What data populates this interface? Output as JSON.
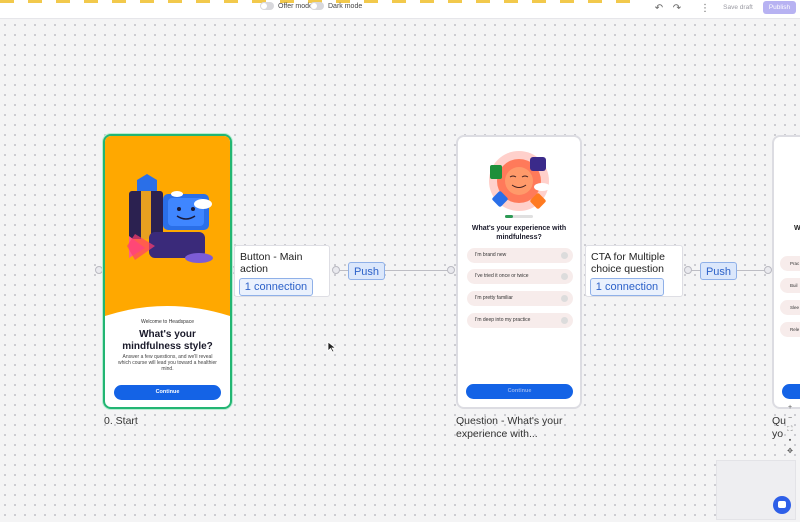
{
  "topbar": {
    "offer_mode": "Offer mode",
    "dark_mode": "Dark mode",
    "save_draft": "Save draft",
    "publish": "Publish"
  },
  "start_screen": {
    "welcome": "Welcome to Headspace",
    "title": "What's your mindfulness style?",
    "body": "Answer a few questions, and we'll reveal which course will lead you toward a healthier mind.",
    "cta": "Continue",
    "label": "0. Start"
  },
  "connector1": {
    "title": "Button - Main action",
    "badge": "1 connection",
    "push": "Push"
  },
  "question_screen": {
    "title": "What's your experience with mindfulness?",
    "options": [
      "I'm brand new",
      "I've tried it once or twice",
      "I'm pretty familiar",
      "I'm deep into my practice"
    ],
    "cta": "Continue",
    "label": "Question - What's your experience with..."
  },
  "connector2": {
    "title": "CTA for Multiple choice question",
    "badge": "1 connection",
    "push": "Push"
  },
  "partial_screen": {
    "title_fragment": "W",
    "options": [
      "Prac",
      "Buil",
      "Slee",
      "Rele"
    ],
    "label_line1": "Qu",
    "label_line2": "yo"
  },
  "colors": {
    "accent": "#2d62c9",
    "selected_border": "#22b573",
    "cta_blue": "#1463e6",
    "orange": "#ffa800"
  }
}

→ SET TASK
Output the records above exactly; leave out the pictures.

→ COMPLETE OUTPUT
What data populates this interface? Output as JSON.
{
  "topbar": {
    "offer_mode": "Offer mode",
    "dark_mode": "Dark mode",
    "save_draft": "Save draft",
    "publish": "Publish"
  },
  "start_screen": {
    "welcome": "Welcome to Headspace",
    "title": "What's your mindfulness style?",
    "body": "Answer a few questions, and we'll reveal which course will lead you toward a healthier mind.",
    "cta": "Continue",
    "label": "0. Start"
  },
  "connector1": {
    "title": "Button - Main action",
    "badge": "1 connection",
    "push": "Push"
  },
  "question_screen": {
    "title": "What's your experience with mindfulness?",
    "options": [
      "I'm brand new",
      "I've tried it once or twice",
      "I'm pretty familiar",
      "I'm deep into my practice"
    ],
    "cta": "Continue",
    "label": "Question - What's your experience with..."
  },
  "connector2": {
    "title": "CTA for Multiple choice question",
    "badge": "1 connection",
    "push": "Push"
  },
  "partial_screen": {
    "title_fragment": "W",
    "options": [
      "Prac",
      "Buil",
      "Slee",
      "Rele"
    ],
    "label_line1": "Qu",
    "label_line2": "yo"
  },
  "colors": {
    "accent": "#2d62c9",
    "selected_border": "#22b573",
    "cta_blue": "#1463e6",
    "orange": "#ffa800"
  }
}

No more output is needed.